(Stored items)
::::
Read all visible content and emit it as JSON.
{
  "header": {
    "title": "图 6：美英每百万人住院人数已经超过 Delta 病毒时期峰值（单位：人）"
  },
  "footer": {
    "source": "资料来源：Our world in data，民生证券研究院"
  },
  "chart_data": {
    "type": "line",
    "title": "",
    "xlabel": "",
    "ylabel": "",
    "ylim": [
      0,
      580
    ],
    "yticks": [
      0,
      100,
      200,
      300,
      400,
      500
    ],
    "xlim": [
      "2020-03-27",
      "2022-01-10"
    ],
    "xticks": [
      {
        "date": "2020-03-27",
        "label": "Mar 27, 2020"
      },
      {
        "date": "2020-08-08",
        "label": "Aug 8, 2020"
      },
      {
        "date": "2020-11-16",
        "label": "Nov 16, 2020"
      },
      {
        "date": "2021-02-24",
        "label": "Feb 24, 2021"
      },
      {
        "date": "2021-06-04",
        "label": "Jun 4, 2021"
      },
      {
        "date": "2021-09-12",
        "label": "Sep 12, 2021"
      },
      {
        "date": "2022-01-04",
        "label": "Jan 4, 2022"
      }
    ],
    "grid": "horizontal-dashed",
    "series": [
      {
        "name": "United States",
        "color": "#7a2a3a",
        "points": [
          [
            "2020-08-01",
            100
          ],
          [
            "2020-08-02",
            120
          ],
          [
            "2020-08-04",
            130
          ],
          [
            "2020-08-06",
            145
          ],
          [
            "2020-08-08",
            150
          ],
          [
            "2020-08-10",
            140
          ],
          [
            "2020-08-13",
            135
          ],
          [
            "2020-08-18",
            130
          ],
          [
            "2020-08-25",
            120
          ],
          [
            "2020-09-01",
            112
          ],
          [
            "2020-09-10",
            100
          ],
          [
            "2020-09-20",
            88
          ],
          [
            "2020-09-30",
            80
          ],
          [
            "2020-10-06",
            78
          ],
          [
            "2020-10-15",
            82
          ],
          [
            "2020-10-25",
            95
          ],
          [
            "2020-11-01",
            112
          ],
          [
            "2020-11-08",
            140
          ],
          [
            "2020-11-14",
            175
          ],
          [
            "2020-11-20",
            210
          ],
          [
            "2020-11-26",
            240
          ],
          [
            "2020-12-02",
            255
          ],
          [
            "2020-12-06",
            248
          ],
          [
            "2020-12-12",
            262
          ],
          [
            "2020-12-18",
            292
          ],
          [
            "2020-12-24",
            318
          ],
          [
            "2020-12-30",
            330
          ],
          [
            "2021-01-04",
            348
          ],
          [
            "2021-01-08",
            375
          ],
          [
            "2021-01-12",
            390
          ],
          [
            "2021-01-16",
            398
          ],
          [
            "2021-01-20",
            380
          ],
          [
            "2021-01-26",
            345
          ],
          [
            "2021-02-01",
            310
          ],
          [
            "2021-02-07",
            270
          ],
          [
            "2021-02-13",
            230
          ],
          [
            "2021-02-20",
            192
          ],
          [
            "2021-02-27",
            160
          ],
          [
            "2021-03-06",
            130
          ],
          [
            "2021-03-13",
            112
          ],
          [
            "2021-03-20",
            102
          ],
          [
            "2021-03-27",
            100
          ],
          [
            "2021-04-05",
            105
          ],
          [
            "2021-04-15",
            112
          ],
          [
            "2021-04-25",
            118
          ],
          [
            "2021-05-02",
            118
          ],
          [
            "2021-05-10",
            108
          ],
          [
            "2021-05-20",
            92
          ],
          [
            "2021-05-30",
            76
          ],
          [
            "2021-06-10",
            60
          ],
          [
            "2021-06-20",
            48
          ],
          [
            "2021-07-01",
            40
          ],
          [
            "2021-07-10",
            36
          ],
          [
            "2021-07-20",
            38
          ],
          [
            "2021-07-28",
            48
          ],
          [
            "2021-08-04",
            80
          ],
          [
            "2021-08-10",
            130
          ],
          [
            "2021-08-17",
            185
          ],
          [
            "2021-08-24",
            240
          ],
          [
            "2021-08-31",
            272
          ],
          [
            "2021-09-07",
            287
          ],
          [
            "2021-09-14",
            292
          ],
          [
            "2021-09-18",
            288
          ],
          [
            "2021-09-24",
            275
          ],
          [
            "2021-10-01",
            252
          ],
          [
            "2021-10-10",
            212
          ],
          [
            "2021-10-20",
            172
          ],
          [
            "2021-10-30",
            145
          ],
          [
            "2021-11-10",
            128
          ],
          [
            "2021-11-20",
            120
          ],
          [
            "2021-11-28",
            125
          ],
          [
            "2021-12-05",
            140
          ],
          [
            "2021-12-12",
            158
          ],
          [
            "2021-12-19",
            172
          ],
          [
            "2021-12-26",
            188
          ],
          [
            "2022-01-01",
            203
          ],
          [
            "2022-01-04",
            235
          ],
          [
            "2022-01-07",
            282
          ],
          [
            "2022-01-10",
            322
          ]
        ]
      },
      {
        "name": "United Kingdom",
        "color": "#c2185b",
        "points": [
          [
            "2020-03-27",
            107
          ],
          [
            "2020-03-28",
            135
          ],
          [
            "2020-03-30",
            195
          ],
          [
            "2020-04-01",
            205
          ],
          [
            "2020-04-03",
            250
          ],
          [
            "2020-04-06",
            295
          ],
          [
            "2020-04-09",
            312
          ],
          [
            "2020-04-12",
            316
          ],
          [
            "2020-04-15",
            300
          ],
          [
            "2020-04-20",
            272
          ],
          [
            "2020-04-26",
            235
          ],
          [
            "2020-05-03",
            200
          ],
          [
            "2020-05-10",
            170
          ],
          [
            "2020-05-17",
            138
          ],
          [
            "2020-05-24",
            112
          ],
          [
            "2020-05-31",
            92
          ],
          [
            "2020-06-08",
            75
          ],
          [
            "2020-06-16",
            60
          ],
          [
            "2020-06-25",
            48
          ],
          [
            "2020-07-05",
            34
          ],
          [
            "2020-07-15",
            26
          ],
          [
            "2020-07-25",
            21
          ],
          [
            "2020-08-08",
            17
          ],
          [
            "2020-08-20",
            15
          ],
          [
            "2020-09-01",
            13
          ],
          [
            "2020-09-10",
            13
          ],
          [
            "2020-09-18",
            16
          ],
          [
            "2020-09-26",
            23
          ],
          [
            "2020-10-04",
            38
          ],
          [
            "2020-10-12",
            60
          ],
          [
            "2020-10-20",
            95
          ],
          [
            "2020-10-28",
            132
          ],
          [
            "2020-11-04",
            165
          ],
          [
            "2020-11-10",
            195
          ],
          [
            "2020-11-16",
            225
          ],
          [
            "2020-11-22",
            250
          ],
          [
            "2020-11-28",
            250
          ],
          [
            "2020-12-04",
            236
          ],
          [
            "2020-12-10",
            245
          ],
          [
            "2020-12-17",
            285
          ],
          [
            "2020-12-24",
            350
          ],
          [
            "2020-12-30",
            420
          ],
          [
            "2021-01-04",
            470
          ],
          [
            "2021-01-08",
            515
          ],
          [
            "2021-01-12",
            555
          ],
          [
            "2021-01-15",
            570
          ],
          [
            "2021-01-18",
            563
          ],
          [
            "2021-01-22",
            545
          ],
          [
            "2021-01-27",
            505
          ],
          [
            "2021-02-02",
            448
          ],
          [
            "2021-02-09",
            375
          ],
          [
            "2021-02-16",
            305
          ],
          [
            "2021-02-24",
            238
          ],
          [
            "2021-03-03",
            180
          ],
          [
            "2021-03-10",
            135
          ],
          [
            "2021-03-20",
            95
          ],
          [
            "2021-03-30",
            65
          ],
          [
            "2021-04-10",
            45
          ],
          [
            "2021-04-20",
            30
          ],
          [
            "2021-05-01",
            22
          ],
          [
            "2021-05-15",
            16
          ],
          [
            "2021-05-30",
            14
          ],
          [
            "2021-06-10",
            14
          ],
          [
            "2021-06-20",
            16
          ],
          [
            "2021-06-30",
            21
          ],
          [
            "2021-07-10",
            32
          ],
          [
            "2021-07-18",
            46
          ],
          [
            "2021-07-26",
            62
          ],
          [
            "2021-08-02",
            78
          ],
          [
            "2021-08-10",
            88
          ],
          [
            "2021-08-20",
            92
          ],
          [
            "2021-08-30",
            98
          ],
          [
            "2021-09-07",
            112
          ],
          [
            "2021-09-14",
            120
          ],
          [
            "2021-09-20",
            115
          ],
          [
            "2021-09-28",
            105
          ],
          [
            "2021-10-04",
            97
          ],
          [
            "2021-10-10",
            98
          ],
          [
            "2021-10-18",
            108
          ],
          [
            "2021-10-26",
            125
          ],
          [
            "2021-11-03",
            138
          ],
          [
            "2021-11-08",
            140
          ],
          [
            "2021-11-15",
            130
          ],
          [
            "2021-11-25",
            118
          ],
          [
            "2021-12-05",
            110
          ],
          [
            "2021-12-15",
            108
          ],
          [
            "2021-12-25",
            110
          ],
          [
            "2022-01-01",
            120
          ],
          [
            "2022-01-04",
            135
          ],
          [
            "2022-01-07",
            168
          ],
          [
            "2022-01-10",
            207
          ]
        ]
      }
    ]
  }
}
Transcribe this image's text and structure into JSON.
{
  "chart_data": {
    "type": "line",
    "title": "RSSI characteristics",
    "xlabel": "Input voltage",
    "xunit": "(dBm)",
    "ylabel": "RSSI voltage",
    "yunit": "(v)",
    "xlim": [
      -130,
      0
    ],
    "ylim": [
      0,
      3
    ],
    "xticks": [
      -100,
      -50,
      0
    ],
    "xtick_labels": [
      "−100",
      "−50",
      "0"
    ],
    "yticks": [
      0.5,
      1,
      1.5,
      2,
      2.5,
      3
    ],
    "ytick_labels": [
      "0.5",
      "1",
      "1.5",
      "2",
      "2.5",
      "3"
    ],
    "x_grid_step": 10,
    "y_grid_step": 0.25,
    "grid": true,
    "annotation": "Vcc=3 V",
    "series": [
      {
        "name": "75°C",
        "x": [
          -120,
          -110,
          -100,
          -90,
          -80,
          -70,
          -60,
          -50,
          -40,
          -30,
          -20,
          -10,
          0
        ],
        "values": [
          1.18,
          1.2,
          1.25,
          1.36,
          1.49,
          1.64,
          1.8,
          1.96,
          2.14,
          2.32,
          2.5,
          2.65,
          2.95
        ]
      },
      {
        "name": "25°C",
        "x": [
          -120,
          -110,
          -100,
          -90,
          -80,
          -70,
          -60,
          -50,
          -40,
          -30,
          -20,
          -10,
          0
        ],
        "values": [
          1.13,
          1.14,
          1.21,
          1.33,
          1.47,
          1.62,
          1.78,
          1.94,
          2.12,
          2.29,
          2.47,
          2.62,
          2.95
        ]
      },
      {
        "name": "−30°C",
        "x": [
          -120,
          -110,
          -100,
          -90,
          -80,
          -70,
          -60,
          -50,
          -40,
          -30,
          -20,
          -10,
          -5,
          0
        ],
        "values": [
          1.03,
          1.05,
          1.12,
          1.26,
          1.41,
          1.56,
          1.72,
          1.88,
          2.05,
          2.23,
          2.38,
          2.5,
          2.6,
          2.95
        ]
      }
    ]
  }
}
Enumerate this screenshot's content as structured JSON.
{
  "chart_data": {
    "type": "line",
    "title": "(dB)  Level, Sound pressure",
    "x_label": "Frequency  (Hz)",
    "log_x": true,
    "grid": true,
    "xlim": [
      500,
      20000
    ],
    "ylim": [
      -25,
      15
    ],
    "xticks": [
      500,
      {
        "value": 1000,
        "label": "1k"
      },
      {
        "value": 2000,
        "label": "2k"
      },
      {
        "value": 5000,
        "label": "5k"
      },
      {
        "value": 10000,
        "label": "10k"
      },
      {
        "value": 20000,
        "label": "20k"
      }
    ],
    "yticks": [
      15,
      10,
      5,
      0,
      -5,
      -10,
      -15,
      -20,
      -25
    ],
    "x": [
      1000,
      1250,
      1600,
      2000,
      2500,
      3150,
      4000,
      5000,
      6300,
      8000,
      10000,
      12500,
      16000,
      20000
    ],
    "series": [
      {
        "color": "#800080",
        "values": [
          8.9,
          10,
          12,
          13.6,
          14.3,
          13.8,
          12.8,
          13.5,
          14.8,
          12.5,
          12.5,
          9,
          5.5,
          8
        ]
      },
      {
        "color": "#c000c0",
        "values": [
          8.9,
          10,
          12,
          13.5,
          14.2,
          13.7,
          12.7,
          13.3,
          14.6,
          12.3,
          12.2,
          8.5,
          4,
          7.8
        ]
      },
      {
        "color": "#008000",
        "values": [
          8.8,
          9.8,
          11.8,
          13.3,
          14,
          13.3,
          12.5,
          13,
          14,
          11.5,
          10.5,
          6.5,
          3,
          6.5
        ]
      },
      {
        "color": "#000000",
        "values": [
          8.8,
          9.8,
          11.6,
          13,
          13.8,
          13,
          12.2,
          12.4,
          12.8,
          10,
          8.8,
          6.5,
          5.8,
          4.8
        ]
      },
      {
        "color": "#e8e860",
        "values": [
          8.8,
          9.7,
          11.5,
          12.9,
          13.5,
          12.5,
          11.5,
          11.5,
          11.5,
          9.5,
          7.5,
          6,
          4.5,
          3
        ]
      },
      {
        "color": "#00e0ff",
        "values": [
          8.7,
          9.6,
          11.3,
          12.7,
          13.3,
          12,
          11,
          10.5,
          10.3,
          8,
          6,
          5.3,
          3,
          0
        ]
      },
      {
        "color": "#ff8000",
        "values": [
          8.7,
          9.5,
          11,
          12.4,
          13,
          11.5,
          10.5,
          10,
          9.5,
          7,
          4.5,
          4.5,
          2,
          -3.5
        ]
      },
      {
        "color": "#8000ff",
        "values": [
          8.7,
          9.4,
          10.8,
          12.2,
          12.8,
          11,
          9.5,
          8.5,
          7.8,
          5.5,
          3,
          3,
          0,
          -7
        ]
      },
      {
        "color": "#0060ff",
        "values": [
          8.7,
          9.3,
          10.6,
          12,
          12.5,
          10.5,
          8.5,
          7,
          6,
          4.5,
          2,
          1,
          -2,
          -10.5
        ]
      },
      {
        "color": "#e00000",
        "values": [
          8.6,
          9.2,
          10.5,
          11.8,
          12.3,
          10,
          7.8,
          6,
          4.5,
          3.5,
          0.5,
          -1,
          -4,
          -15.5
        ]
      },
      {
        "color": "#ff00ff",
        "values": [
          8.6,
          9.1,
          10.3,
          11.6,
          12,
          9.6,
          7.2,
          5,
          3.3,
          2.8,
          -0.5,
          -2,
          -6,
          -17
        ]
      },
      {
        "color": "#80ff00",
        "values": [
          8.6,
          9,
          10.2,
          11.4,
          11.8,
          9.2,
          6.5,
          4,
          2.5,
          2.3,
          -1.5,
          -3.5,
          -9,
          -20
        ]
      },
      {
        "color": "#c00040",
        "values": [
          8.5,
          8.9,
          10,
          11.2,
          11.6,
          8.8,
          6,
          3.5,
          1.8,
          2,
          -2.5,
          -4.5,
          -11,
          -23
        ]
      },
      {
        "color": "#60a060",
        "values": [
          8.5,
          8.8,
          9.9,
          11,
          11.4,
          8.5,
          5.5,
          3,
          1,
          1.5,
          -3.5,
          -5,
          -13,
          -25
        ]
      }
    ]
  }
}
::::
## Exercise instructions
Look above for lines with the word "title" and copy them all.

## Result below
    "title": "图 6：美英每百万人住院人数已经超过 Delta 病毒时期峰值（单位：人）"
    "title": "",
    "title": "RSSI characteristics",
    "title": "(dB)  Level, Sound pressure",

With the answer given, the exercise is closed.